## START Material supplied

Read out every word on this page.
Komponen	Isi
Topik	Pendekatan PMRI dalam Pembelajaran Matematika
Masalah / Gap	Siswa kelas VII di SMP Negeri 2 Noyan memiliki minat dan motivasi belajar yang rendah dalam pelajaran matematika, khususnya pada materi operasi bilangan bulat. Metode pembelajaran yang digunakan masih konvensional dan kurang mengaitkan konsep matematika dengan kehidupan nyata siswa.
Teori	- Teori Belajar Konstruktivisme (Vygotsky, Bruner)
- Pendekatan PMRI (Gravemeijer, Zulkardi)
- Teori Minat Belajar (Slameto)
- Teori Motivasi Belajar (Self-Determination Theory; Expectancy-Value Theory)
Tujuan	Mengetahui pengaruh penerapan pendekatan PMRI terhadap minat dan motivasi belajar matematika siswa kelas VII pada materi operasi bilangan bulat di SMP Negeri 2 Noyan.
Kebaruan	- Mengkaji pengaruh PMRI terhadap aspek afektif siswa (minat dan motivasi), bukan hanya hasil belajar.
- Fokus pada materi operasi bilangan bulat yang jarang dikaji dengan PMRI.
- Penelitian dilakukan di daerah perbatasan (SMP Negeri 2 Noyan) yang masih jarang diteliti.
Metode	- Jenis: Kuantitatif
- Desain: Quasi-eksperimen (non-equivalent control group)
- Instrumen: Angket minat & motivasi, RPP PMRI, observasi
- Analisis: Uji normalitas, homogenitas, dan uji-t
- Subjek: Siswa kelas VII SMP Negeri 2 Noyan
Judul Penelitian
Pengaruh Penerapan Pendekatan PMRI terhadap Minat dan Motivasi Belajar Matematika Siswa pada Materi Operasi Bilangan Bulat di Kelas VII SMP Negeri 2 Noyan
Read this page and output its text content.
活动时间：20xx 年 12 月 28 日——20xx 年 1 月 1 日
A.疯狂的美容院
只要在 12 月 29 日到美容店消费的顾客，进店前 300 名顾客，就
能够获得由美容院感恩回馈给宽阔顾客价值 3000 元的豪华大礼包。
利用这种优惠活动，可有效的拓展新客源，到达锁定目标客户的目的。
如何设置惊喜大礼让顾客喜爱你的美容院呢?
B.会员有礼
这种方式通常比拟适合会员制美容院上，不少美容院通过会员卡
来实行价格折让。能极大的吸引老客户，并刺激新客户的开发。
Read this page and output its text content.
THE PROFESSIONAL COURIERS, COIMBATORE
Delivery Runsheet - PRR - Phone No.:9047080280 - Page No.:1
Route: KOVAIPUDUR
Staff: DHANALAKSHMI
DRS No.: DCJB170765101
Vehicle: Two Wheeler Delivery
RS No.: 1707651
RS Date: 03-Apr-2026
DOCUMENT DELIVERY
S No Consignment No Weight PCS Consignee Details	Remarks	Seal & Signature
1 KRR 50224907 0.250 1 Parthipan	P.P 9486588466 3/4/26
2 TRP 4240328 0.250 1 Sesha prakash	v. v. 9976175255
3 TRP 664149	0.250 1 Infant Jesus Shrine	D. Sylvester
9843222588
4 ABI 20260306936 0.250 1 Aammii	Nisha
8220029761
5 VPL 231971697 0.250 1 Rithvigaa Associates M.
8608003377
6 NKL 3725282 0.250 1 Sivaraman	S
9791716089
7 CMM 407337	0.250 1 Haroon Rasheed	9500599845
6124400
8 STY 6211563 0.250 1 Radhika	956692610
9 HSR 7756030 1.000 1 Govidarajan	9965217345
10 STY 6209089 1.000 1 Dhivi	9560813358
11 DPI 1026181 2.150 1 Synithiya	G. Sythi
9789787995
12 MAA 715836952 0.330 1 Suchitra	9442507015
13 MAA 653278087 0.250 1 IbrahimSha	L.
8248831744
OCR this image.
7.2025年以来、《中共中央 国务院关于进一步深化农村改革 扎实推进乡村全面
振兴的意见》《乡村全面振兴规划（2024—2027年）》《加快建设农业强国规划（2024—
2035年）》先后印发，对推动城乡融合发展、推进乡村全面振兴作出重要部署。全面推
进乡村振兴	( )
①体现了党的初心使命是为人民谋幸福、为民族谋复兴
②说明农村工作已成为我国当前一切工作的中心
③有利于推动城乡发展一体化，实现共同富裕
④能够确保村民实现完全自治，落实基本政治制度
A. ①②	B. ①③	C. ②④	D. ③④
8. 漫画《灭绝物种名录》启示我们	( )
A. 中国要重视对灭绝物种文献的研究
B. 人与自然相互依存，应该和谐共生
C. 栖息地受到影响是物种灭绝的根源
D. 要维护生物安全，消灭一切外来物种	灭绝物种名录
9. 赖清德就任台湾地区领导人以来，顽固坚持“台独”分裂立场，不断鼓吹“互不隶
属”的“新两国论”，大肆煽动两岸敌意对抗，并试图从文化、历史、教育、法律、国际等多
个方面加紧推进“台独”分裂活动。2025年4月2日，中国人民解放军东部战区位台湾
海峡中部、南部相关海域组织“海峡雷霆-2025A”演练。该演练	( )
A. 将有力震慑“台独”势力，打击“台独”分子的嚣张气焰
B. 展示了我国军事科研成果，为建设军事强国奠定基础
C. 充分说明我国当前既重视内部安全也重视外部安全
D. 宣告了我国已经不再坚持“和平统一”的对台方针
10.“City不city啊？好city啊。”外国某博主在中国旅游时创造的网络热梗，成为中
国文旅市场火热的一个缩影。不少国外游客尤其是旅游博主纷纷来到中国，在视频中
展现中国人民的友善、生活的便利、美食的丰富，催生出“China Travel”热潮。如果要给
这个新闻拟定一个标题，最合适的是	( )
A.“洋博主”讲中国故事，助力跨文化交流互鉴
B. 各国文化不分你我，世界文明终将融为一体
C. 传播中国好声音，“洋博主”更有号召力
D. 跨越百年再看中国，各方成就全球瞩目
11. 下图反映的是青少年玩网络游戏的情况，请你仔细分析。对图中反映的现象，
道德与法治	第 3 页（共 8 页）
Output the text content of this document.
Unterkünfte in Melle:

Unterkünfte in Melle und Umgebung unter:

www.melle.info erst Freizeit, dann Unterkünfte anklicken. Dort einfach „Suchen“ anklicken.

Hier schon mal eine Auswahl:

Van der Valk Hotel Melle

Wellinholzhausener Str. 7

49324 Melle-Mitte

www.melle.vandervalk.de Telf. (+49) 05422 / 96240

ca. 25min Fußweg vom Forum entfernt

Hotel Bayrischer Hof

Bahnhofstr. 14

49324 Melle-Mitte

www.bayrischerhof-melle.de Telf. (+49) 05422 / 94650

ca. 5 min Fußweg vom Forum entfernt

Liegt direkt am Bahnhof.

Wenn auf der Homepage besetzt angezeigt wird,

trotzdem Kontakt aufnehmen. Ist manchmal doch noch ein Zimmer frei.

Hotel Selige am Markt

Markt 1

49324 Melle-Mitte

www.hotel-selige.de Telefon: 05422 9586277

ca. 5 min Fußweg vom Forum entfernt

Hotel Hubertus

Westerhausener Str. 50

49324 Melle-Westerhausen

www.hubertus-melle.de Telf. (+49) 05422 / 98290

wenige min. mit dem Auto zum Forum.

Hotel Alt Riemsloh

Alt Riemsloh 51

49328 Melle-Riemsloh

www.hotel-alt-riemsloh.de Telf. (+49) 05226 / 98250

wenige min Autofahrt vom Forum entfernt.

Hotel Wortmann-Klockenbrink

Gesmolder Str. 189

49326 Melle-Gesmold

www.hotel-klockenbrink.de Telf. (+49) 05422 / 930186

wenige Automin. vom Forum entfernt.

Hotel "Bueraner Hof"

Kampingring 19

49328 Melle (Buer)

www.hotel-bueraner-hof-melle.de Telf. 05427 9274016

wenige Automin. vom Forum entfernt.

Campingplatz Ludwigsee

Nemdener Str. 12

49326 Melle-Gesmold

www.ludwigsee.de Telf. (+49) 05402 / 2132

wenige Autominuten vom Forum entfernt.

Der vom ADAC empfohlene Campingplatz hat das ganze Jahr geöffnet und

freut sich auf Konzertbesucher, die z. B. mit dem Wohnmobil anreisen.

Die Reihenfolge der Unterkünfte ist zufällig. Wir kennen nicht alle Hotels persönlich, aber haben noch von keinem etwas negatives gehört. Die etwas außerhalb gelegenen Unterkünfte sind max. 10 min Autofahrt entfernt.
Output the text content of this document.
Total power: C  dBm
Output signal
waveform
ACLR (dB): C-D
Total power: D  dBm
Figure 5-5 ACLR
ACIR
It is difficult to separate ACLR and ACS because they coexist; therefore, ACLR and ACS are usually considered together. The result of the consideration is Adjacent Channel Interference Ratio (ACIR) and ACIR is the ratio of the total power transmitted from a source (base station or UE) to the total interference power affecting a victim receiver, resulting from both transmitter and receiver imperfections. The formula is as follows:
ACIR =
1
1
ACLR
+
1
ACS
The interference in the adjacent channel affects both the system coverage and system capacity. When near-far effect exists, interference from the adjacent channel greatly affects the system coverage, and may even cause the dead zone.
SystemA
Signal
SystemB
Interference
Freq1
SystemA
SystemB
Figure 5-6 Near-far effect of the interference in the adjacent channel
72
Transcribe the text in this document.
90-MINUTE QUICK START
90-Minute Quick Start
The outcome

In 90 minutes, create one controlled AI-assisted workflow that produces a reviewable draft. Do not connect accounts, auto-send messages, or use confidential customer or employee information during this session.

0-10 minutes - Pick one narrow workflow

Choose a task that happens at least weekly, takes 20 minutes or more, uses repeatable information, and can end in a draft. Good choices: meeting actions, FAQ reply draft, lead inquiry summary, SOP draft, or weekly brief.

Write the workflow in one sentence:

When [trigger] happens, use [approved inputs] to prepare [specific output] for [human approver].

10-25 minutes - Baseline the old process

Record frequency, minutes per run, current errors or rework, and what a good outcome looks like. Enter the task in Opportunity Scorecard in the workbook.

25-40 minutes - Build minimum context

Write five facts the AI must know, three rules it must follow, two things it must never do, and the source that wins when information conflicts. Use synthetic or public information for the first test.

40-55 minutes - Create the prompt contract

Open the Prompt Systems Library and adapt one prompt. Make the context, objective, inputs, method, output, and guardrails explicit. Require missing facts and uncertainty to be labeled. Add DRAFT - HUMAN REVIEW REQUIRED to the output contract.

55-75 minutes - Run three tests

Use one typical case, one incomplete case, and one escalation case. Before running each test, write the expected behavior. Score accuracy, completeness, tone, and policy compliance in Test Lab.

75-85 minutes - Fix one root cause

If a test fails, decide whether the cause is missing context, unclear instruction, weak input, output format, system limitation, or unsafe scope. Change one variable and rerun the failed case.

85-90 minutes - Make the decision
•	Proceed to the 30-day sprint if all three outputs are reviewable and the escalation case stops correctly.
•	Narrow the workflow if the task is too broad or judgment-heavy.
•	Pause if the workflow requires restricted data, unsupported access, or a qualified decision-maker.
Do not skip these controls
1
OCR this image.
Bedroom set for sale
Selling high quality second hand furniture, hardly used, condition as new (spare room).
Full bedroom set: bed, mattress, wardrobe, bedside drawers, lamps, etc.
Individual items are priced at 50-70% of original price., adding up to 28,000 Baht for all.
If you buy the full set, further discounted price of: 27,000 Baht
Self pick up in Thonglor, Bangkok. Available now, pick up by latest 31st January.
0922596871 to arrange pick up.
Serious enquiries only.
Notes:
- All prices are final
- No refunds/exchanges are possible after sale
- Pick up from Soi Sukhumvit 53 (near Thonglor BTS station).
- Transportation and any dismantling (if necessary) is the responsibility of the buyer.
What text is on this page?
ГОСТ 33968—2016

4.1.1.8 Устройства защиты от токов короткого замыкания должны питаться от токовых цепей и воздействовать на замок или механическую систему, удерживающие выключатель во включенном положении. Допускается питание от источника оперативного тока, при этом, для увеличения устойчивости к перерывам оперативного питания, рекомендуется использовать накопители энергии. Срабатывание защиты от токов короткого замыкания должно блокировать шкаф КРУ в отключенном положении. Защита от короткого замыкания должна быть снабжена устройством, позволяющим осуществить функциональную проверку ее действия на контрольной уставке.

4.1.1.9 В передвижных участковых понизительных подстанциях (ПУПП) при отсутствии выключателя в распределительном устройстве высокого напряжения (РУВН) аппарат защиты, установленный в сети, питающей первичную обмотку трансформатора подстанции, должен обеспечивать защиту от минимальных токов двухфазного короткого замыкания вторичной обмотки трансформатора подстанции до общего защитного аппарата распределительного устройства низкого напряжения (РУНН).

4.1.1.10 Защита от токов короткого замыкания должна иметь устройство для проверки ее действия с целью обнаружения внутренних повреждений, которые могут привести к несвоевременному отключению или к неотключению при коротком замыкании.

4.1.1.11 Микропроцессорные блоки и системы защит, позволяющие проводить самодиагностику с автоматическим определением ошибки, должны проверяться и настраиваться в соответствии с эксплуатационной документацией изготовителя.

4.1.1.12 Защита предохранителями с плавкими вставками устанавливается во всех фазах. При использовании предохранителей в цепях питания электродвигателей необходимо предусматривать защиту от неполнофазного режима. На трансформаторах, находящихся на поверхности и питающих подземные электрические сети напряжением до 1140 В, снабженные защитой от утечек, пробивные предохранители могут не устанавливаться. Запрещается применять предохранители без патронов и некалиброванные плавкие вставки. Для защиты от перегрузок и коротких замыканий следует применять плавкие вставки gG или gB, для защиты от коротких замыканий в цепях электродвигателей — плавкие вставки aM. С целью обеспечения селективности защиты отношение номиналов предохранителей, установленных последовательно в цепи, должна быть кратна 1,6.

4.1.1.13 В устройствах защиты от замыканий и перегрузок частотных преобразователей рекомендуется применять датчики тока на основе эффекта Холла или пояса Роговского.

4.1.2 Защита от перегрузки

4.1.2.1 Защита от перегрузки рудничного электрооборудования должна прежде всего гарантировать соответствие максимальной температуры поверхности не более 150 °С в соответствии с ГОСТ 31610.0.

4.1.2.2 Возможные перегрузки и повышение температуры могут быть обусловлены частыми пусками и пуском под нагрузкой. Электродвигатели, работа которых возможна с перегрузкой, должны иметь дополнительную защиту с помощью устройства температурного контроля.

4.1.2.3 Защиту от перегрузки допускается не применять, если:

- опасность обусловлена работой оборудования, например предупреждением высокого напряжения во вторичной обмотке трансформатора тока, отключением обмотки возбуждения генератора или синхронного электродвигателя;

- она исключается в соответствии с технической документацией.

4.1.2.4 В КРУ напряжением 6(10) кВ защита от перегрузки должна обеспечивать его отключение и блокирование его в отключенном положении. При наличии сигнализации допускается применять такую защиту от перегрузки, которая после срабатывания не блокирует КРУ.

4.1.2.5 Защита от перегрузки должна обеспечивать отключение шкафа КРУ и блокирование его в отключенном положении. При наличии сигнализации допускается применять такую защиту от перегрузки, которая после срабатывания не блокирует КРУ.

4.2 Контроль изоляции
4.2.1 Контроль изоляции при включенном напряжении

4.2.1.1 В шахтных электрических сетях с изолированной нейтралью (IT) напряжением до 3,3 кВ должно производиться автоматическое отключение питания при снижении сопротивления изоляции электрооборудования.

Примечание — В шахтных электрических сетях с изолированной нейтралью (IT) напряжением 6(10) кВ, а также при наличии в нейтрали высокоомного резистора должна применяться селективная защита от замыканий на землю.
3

## END Material supplied

Your answer should be a single number: the count of lines in the listing that contain the word "this".

10